Tujuan Latihan:
(1) Jawablah pertanyaan berikut berdasarkan berita tentang sengketa lahan di Kotawaringin Timur:
(a) Berapa lama waktu yang diberikan Gubernur Kalteng kepada Bupati Kotim untuk menyelesaikan sengketa lahan?
(b) Siapa saja pihak yang bersengketa dalam kasus lahan itu?
(c) Siapa yang ditugaskan menandatangani surat edaran gubernur?
(2) Salin kata demi kata bagian berita sengketa lahan dari "PALANGKA RAYA Sabtu, 09" sampai "Gubernur Achmad Diran.".
(3) Bagaimana kelanjutan berita tentang sengketa lahan di Kotawaringin Timur? Tulislah lanjutannya, dimulai setelah kalimat terakhir yang ada.

Teks Sumber:
PALANGKA RAYA Sabtu, 09 Februari 2013, Bupati Kotawaringin Timur (Kotim) Supian Hadi diberi waktu dua pekan oleh Gubernur Kalteng Agustin Teras Narang untuk menyelesaikan sengketa lahan antara warga Desa Tangar dengan anak perusahaan PT Wilmar Group di wilayahnya. Jika tak bisa diselesaikan dalam batas waktu tersebut, Diran meminta bupati untuk melapor ke Pemerintah Provinsi (Pemprov) Kalteng agar kasus tersebut ditangani Pemprov. Instruksi yang sama juga berlaku untuk bupati/walikota lainnya di Kalteng.
“Pak Gubernur tegas, saat ini surat edaran sudah ada di tangan saya, dan beliau menugaskan saya untuk menandatangani surat itu. Melalui Surat Edaran Gubernur, maka para bupati/wali kota hanya diberikan waktu dua minggu untuk menyelesaikan persoalan tersebut (sengketa lahan),” kata Wakil Gubernur Achmad Diran.

Kumpulan Data:
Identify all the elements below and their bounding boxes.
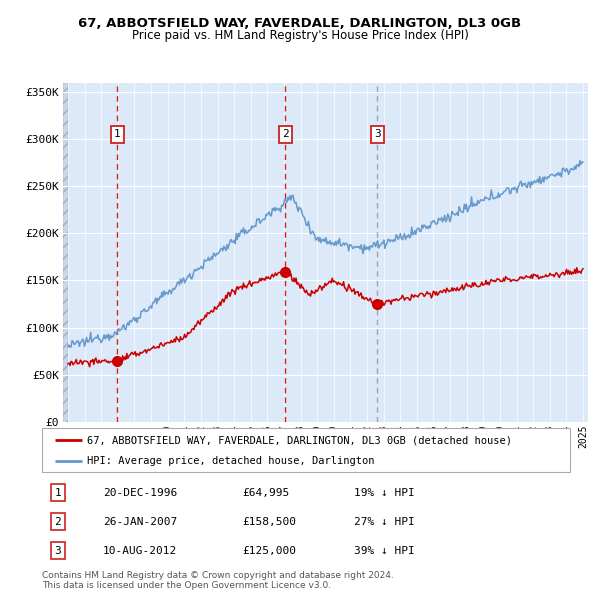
Text: £125,000: £125,000 (242, 546, 296, 556)
Text: 67, ABBOTSFIELD WAY, FAVERDALE, DARLINGTON, DL3 0GB (detached house): 67, ABBOTSFIELD WAY, FAVERDALE, DARLINGT… (87, 435, 512, 445)
Text: 19% ↓ HPI: 19% ↓ HPI (353, 487, 414, 497)
Text: 20-DEC-1996: 20-DEC-1996 (103, 487, 177, 497)
Text: 10-AUG-2012: 10-AUG-2012 (103, 546, 177, 556)
Text: 3: 3 (55, 546, 61, 556)
Bar (63, 83, 68, 422)
Text: This data is licensed under the Open Government Licence v3.0.: This data is licensed under the Open Gov… (42, 581, 331, 589)
Text: £158,500: £158,500 (242, 517, 296, 527)
Text: £64,995: £64,995 (242, 487, 290, 497)
Text: 27% ↓ HPI: 27% ↓ HPI (353, 517, 414, 527)
Text: Price paid vs. HM Land Registry's House Price Index (HPI): Price paid vs. HM Land Registry's House … (131, 30, 469, 42)
Text: 2: 2 (55, 517, 61, 527)
Text: HPI: Average price, detached house, Darlington: HPI: Average price, detached house, Darl… (87, 456, 374, 466)
Text: 2: 2 (282, 129, 289, 139)
Text: 67, ABBOTSFIELD WAY, FAVERDALE, DARLINGTON, DL3 0GB: 67, ABBOTSFIELD WAY, FAVERDALE, DARLINGT… (79, 17, 521, 30)
Bar (63, 83, 68, 422)
Text: 39% ↓ HPI: 39% ↓ HPI (353, 546, 414, 556)
Text: 3: 3 (374, 129, 380, 139)
Text: 1: 1 (55, 487, 61, 497)
Text: 1: 1 (114, 129, 121, 139)
FancyBboxPatch shape (42, 428, 570, 472)
Text: Contains HM Land Registry data © Crown copyright and database right 2024.: Contains HM Land Registry data © Crown c… (42, 571, 394, 580)
Text: 26-JAN-2007: 26-JAN-2007 (103, 517, 177, 527)
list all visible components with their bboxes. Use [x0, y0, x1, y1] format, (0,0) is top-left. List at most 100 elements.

Kunci Jawaban:
(1)
(a) Dua pekan.
(b) Warga Desa Tangar dan anak perusahaan PT Wilmar Group.
(c) Wakil Gubernur Achmad Diran.

(2)
PALANGKA RAYA Sabtu, 09 Februari 2013, Bupati Kotawaringin Timur (Kotim) Supian Hadi diberi waktu dua pekan oleh Gubernur Kalteng Agustin Teras Narang untuk menyelesaikan sengketa lahan antara warga Desa Tangar dengan anak perusahaan PT Wilmar Group di wilayahnya. Jika tak bisa diselesaikan dalam batas waktu tersebut, Diran meminta bupati untuk melapor ke Pemerintah Provinsi (Pemprov) Kalteng agar kasus tersebut ditangani Pemprov. Instruksi yang sama juga berlaku untuk bupati/walikota lainnya di Kalteng.
“Pak Gubernur tegas, saat ini surat edaran sudah ada di tangan saya, dan beliau menugaskan saya untuk menandatangani surat itu. Melalui Surat Edaran Gubernur, maka para bupati/wali kota hanya diberikan waktu dua minggu untuk menyelesaikan persoalan tersebut (sengketa lahan),” kata Wakil Gubernur Achmad Diran.

(3)
Sekadar diketahui, keluarnya instruksi ini bermula ketika sejumlah masyarakat yang mengaku dari Desa Tangar Kotim, terpaksa mengadu ke Pemprov Kalteng pada 28 Januari 2013 lalu karena sengketa lahan antara warga dengan perusahaan perkebunan sawit yang terjadi bertahun-tahun tak kunjung selesai ditangani Pemkab Kotim. Warga berharap ada keadilan dari pemerintah untuk mengembalikan hak-haknya yang dirampas.
Permasalahan sengketa lahan antara warga dengan salah satu anak perusahaan perkebunan Wilmar Group tersebut mendapat ditanggapi serius Wakil Gubernur Achmad Diran. Bahkan, Diran menegaskan akan memanggil manajemen perusahaan dan melakukan pertemuan dengan warga Tangar. Namun, kedatangan Diran tersebut batal karena Gubernur meminta kasus itu harus ditangani bupati dan menjadi tanggung jawabnya selaku kepala daerah di wilayah itu.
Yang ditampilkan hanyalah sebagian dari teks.